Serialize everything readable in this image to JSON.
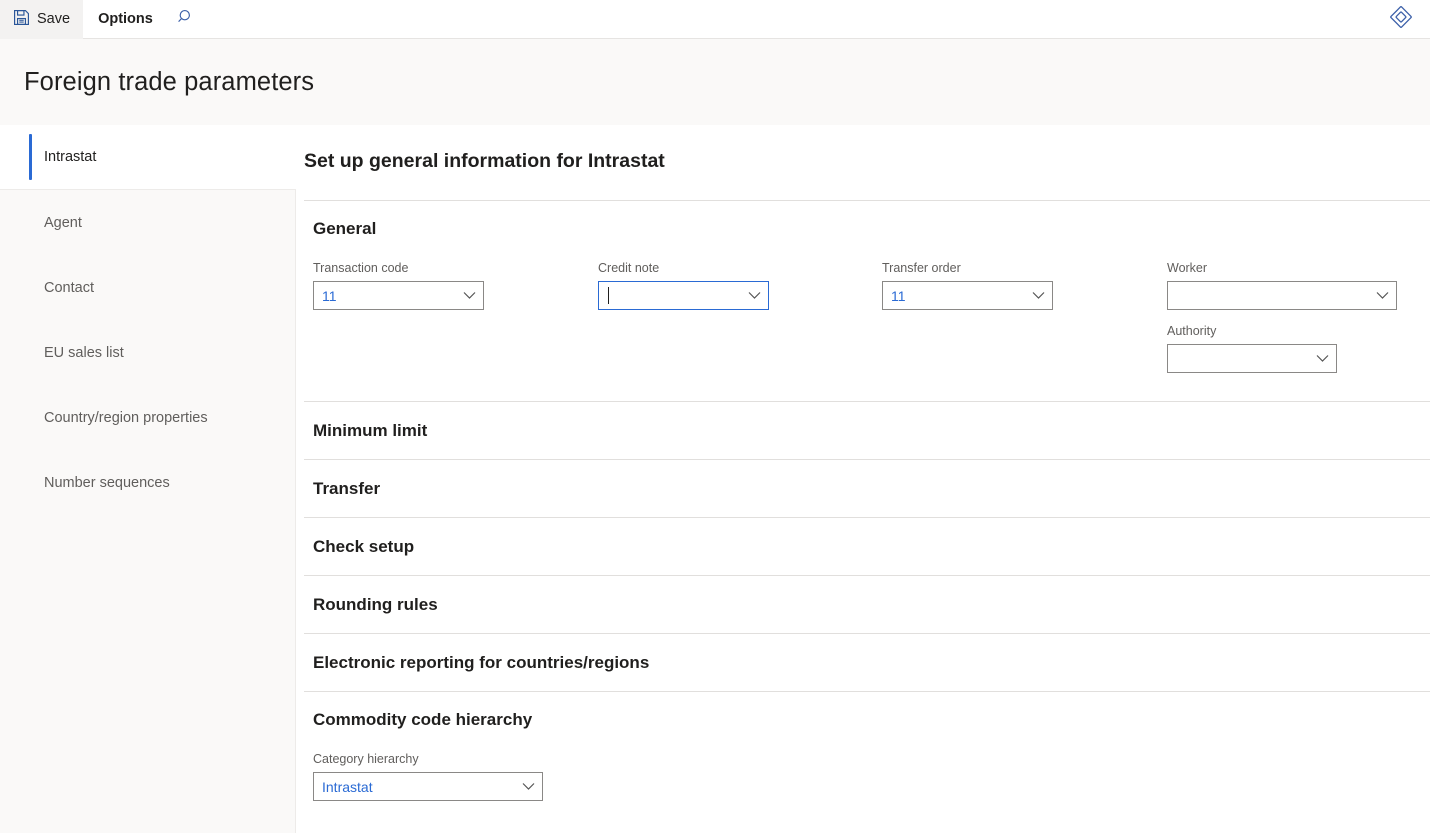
{
  "command_bar": {
    "save_label": "Save",
    "options_label": "Options",
    "search_icon": "search-icon",
    "save_icon": "save-floppy-icon",
    "right_icon": "diamond-settings-icon"
  },
  "page": {
    "title": "Foreign trade parameters"
  },
  "sidebar": {
    "items": [
      {
        "label": "Intrastat",
        "active": true
      },
      {
        "label": "Agent",
        "active": false
      },
      {
        "label": "Contact",
        "active": false
      },
      {
        "label": "EU sales list",
        "active": false
      },
      {
        "label": "Country/region properties",
        "active": false
      },
      {
        "label": "Number sequences",
        "active": false
      }
    ]
  },
  "form": {
    "heading": "Set up general information for Intrastat",
    "general": {
      "title": "General",
      "fields": {
        "transaction_code": {
          "label": "Transaction code",
          "value": "11"
        },
        "credit_note": {
          "label": "Credit note",
          "value": ""
        },
        "transfer_order": {
          "label": "Transfer order",
          "value": "11"
        },
        "worker": {
          "label": "Worker",
          "value": ""
        },
        "authority": {
          "label": "Authority",
          "value": ""
        }
      }
    },
    "collapsed_sections": [
      {
        "title": "Minimum limit"
      },
      {
        "title": "Transfer"
      },
      {
        "title": "Check setup"
      },
      {
        "title": "Rounding rules"
      },
      {
        "title": "Electronic reporting for countries/regions"
      }
    ],
    "commodity": {
      "title": "Commodity code hierarchy",
      "category_hierarchy": {
        "label": "Category hierarchy",
        "value": "Intrastat"
      }
    }
  },
  "colors": {
    "accent_blue": "#2a6ad4",
    "title_text": "#201f1e",
    "muted_text": "#605e5c",
    "divider": "#e1dfdd",
    "band_bg": "#faf9f8"
  }
}
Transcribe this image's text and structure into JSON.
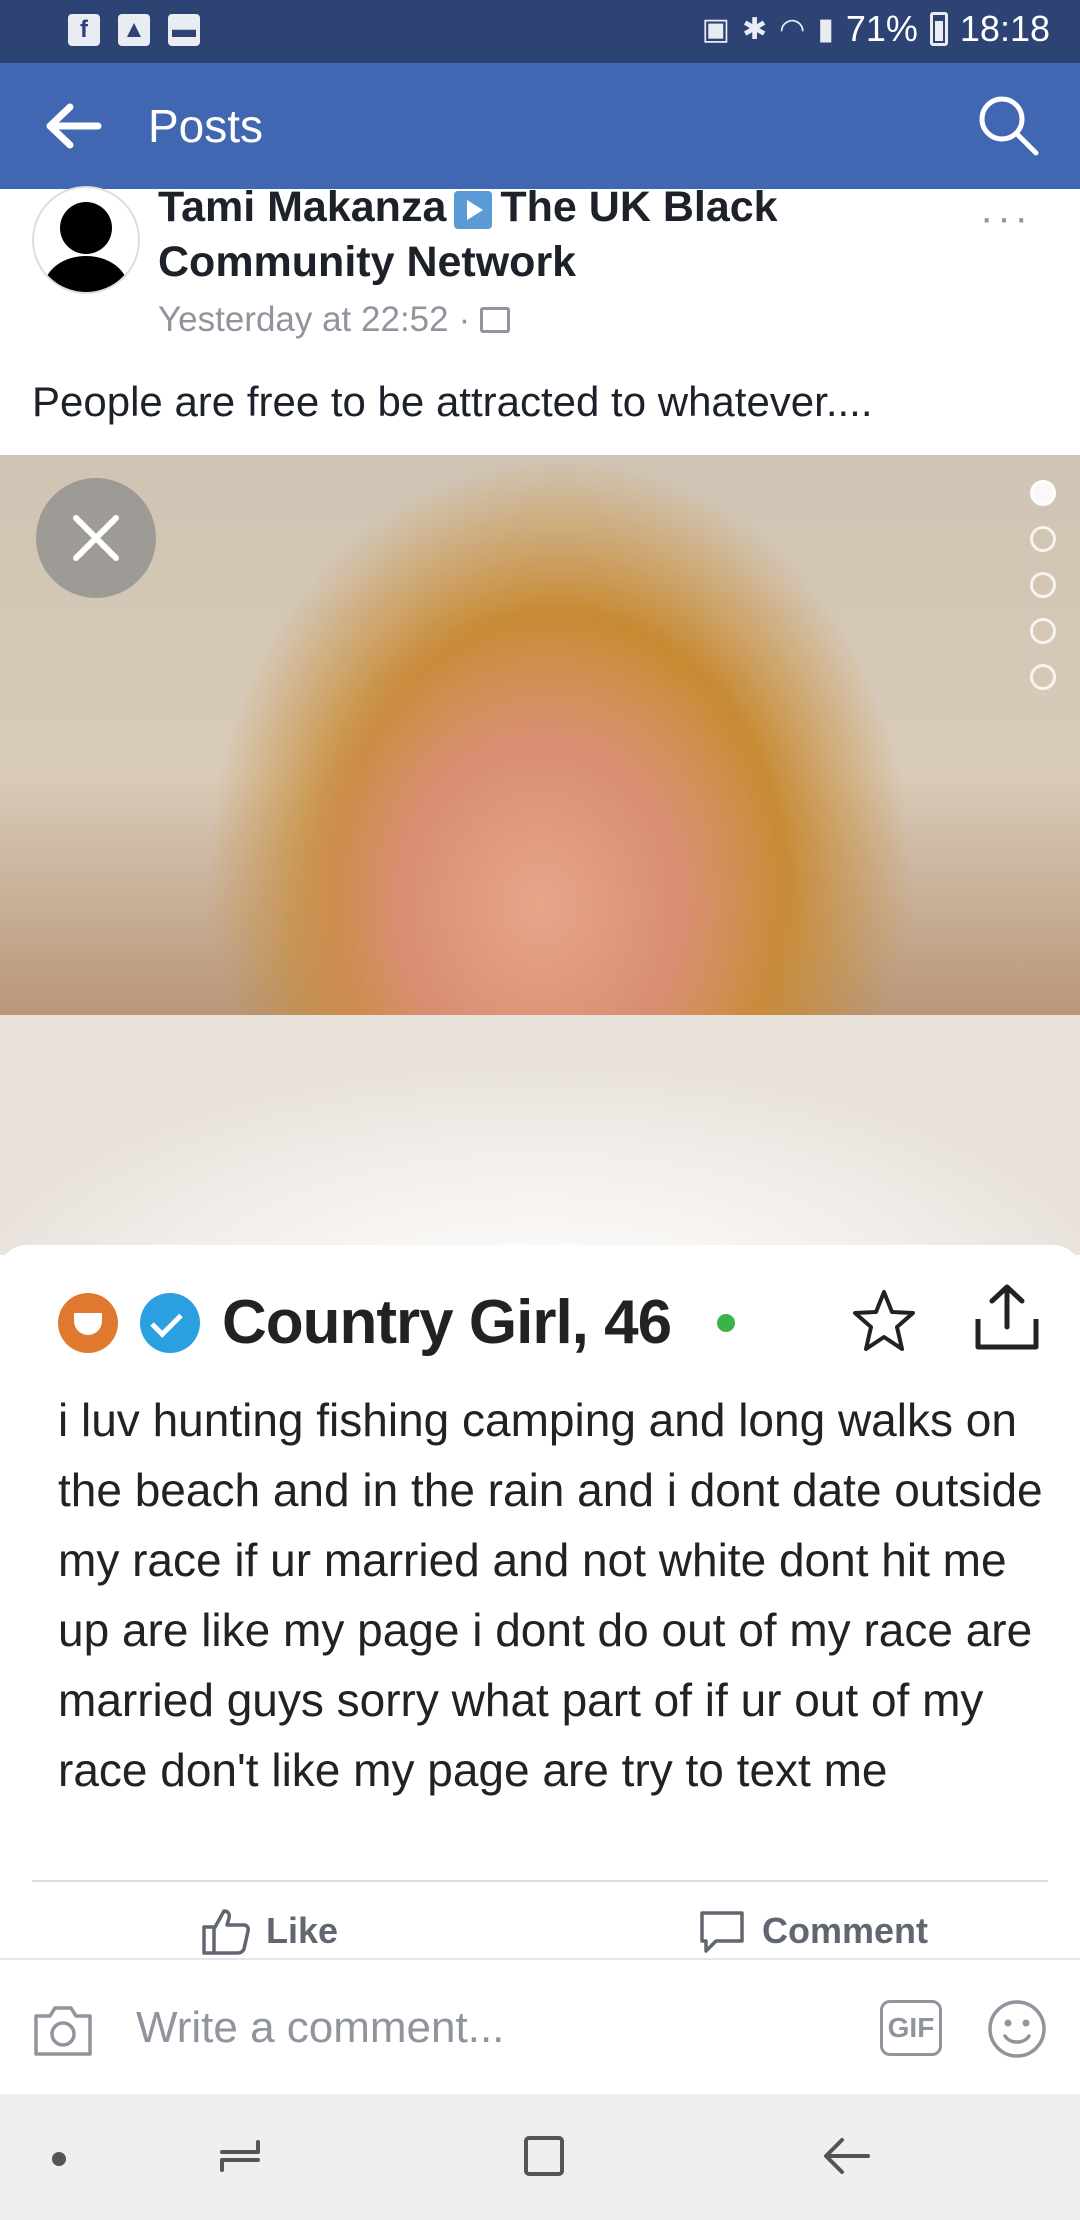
{
  "status_bar": {
    "battery": "71%",
    "time": "18:18"
  },
  "app_bar": {
    "title": "Posts"
  },
  "post": {
    "author": "Tami Makanza",
    "group": "The UK Black Community Network",
    "timestamp": "Yesterday at 22:52",
    "text": "People are free to be attracted to whatever....",
    "more": "···"
  },
  "profile_card": {
    "name": "Country Girl, 46",
    "bio": "i luv hunting fishing camping and long walks on the beach and in the rain and i dont date outside my race if ur married and not white dont hit me up are like my page i dont do out of my race are married guys sorry what part of if ur out of my race don't like my page are try to text me"
  },
  "actions": {
    "like": "Like",
    "comment": "Comment"
  },
  "comment_bar": {
    "placeholder": "Write a comment...",
    "gif": "GIF"
  },
  "colors": {
    "status_bar": "#2d4373",
    "app_bar": "#4267b2",
    "text_secondary": "#90949c"
  }
}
- - -
Copy out the data above exactly, except the pictures.

Serialize everything readable in this image to JSON.
{
  "command_bar": {
    "save_label": "Save",
    "options_label": "Options",
    "search_icon": "search-icon",
    "save_icon": "save-floppy-icon",
    "right_icon": "diamond-settings-icon"
  },
  "page": {
    "title": "Foreign trade parameters"
  },
  "sidebar": {
    "items": [
      {
        "label": "Intrastat",
        "active": true
      },
      {
        "label": "Agent",
        "active": false
      },
      {
        "label": "Contact",
        "active": false
      },
      {
        "label": "EU sales list",
        "active": false
      },
      {
        "label": "Country/region properties",
        "active": false
      },
      {
        "label": "Number sequences",
        "active": false
      }
    ]
  },
  "form": {
    "heading": "Set up general information for Intrastat",
    "general": {
      "title": "General",
      "fields": {
        "transaction_code": {
          "label": "Transaction code",
          "value": "11"
        },
        "credit_note": {
          "label": "Credit note",
          "value": ""
        },
        "transfer_order": {
          "label": "Transfer order",
          "value": "11"
        },
        "worker": {
          "label": "Worker",
          "value": ""
        },
        "authority": {
          "label": "Authority",
          "value": ""
        }
      }
    },
    "collapsed_sections": [
      {
        "title": "Minimum limit"
      },
      {
        "title": "Transfer"
      },
      {
        "title": "Check setup"
      },
      {
        "title": "Rounding rules"
      },
      {
        "title": "Electronic reporting for countries/regions"
      }
    ],
    "commodity": {
      "title": "Commodity code hierarchy",
      "category_hierarchy": {
        "label": "Category hierarchy",
        "value": "Intrastat"
      }
    }
  },
  "colors": {
    "accent_blue": "#2a6ad4",
    "title_text": "#201f1e",
    "muted_text": "#605e5c",
    "divider": "#e1dfdd",
    "band_bg": "#faf9f8"
  }
}
Transcribe this image's text and structure into JSON.
{
  "status_bar": {
    "battery": "71%",
    "time": "18:18"
  },
  "app_bar": {
    "title": "Posts"
  },
  "post": {
    "author": "Tami Makanza",
    "group": "The UK Black Community Network",
    "timestamp": "Yesterday at 22:52",
    "text": "People are free to be attracted to whatever....",
    "more": "···"
  },
  "profile_card": {
    "name": "Country Girl, 46",
    "bio": "i luv hunting fishing camping and long walks on the beach and in the rain and i dont date outside my race if ur married and not white dont hit me up are like my page i dont do out of my race are married guys sorry what part of if ur out of my race don't like my page are try to text me"
  },
  "actions": {
    "like": "Like",
    "comment": "Comment"
  },
  "comment_bar": {
    "placeholder": "Write a comment...",
    "gif": "GIF"
  },
  "colors": {
    "status_bar": "#2d4373",
    "app_bar": "#4267b2",
    "text_secondary": "#90949c"
  }
}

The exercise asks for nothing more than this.